## Data supplied
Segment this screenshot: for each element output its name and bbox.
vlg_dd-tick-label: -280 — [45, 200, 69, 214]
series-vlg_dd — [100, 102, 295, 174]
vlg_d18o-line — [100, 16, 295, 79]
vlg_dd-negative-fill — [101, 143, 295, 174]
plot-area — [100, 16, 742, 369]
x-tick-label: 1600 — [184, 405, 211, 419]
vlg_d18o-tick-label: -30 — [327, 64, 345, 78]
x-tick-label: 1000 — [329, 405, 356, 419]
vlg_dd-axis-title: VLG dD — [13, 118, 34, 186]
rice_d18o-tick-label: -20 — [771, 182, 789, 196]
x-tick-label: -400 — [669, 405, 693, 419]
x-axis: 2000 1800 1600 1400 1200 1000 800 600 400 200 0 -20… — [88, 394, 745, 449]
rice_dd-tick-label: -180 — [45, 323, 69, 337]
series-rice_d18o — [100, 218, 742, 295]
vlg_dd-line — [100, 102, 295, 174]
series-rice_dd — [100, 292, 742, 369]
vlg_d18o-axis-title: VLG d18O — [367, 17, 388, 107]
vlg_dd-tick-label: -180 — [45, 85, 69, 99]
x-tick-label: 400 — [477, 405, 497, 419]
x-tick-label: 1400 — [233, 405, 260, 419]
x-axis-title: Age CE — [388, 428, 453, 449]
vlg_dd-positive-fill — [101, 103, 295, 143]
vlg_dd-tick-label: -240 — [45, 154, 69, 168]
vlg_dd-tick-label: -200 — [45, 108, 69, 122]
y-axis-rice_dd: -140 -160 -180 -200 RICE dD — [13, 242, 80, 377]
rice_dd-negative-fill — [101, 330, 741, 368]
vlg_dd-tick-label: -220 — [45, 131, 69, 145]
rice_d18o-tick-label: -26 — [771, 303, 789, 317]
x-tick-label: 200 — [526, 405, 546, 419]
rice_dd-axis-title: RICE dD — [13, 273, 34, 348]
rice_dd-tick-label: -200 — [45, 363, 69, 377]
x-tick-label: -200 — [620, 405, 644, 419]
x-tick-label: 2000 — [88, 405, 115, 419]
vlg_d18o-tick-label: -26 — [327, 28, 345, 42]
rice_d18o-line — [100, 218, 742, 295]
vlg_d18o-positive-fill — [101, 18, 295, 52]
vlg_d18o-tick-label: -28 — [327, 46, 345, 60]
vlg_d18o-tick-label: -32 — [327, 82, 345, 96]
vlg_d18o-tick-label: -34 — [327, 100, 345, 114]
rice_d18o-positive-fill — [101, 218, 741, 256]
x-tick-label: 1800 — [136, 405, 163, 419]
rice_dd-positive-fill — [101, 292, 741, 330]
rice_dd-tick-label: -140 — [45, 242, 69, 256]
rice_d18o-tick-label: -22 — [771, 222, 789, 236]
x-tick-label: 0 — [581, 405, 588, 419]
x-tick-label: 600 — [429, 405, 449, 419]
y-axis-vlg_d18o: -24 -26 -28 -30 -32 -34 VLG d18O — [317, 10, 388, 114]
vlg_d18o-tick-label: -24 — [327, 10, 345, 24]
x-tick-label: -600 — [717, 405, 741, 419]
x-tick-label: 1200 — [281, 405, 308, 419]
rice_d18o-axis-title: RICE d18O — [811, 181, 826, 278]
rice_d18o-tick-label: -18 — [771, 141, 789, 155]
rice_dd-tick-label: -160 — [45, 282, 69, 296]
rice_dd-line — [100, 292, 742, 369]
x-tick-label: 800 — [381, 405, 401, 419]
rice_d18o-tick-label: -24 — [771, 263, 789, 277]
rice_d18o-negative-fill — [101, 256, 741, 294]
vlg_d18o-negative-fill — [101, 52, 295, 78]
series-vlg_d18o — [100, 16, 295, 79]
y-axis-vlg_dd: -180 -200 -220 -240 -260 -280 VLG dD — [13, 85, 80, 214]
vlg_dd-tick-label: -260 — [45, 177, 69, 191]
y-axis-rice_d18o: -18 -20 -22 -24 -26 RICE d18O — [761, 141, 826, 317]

## Problem
Copy out every line of the records above word for word.

## Completed task
Segment this screenshot: for each element output its name and bbox.
vlg_dd-tick-label: -280 — [45, 200, 69, 214]
series-vlg_dd — [100, 102, 295, 174]
vlg_d18o-line — [100, 16, 295, 79]
vlg_dd-negative-fill — [101, 143, 295, 174]
plot-area — [100, 16, 742, 369]
x-tick-label: 1600 — [184, 405, 211, 419]
vlg_d18o-tick-label: -30 — [327, 64, 345, 78]
x-tick-label: 1000 — [329, 405, 356, 419]
vlg_dd-axis-title: VLG dD — [13, 118, 34, 186]
rice_d18o-tick-label: -20 — [771, 182, 789, 196]
x-tick-label: -400 — [669, 405, 693, 419]
x-axis: 2000 1800 1600 1400 1200 1000 800 600 400 200 0 -20… — [88, 394, 745, 449]
rice_dd-tick-label: -180 — [45, 323, 69, 337]
series-rice_d18o — [100, 218, 742, 295]
vlg_dd-line — [100, 102, 295, 174]
series-rice_dd — [100, 292, 742, 369]
vlg_d18o-axis-title: VLG d18O — [367, 17, 388, 107]
vlg_dd-tick-label: -180 — [45, 85, 69, 99]
x-tick-label: 400 — [477, 405, 497, 419]
x-tick-label: 1400 — [233, 405, 260, 419]
x-axis-title: Age CE — [388, 428, 453, 449]
vlg_dd-positive-fill — [101, 103, 295, 143]
vlg_dd-tick-label: -240 — [45, 154, 69, 168]
vlg_dd-tick-label: -200 — [45, 108, 69, 122]
y-axis-rice_dd: -140 -160 -180 -200 RICE dD — [13, 242, 80, 377]
rice_dd-negative-fill — [101, 330, 741, 368]
vlg_dd-tick-label: -220 — [45, 131, 69, 145]
rice_d18o-tick-label: -26 — [771, 303, 789, 317]
x-tick-label: 200 — [526, 405, 546, 419]
rice_dd-axis-title: RICE dD — [13, 273, 34, 348]
rice_dd-tick-label: -200 — [45, 363, 69, 377]
x-tick-label: -200 — [620, 405, 644, 419]
x-tick-label: 2000 — [88, 405, 115, 419]
vlg_d18o-tick-label: -26 — [327, 28, 345, 42]
rice_d18o-line — [100, 218, 742, 295]
vlg_d18o-positive-fill — [101, 18, 295, 52]
vlg_d18o-tick-label: -28 — [327, 46, 345, 60]
vlg_d18o-tick-label: -32 — [327, 82, 345, 96]
vlg_d18o-tick-label: -34 — [327, 100, 345, 114]
rice_d18o-positive-fill — [101, 218, 741, 256]
x-tick-label: 1800 — [136, 405, 163, 419]
rice_dd-positive-fill — [101, 292, 741, 330]
rice_dd-tick-label: -140 — [45, 242, 69, 256]
rice_d18o-tick-label: -22 — [771, 222, 789, 236]
x-tick-label: 0 — [581, 405, 588, 419]
x-tick-label: 600 — [429, 405, 449, 419]
y-axis-vlg_d18o: -24 -26 -28 -30 -32 -34 VLG d18O — [317, 10, 388, 114]
vlg_d18o-tick-label: -24 — [327, 10, 345, 24]
x-tick-label: -600 — [717, 405, 741, 419]
x-tick-label: 1200 — [281, 405, 308, 419]
rice_d18o-axis-title: RICE d18O — [811, 181, 826, 278]
rice_d18o-tick-label: -18 — [771, 141, 789, 155]
rice_dd-tick-label: -160 — [45, 282, 69, 296]
rice_dd-line — [100, 292, 742, 369]
x-tick-label: 800 — [381, 405, 401, 419]
rice_d18o-tick-label: -24 — [771, 263, 789, 277]
rice_d18o-negative-fill — [101, 256, 741, 294]
vlg_d18o-negative-fill — [101, 52, 295, 78]
series-vlg_d18o — [100, 16, 295, 79]
y-axis-vlg_dd: -180 -200 -220 -240 -260 -280 VLG dD — [13, 85, 80, 214]
vlg_dd-tick-label: -260 — [45, 177, 69, 191]
y-axis-rice_d18o: -18 -20 -22 -24 -26 RICE d18O — [761, 141, 826, 317]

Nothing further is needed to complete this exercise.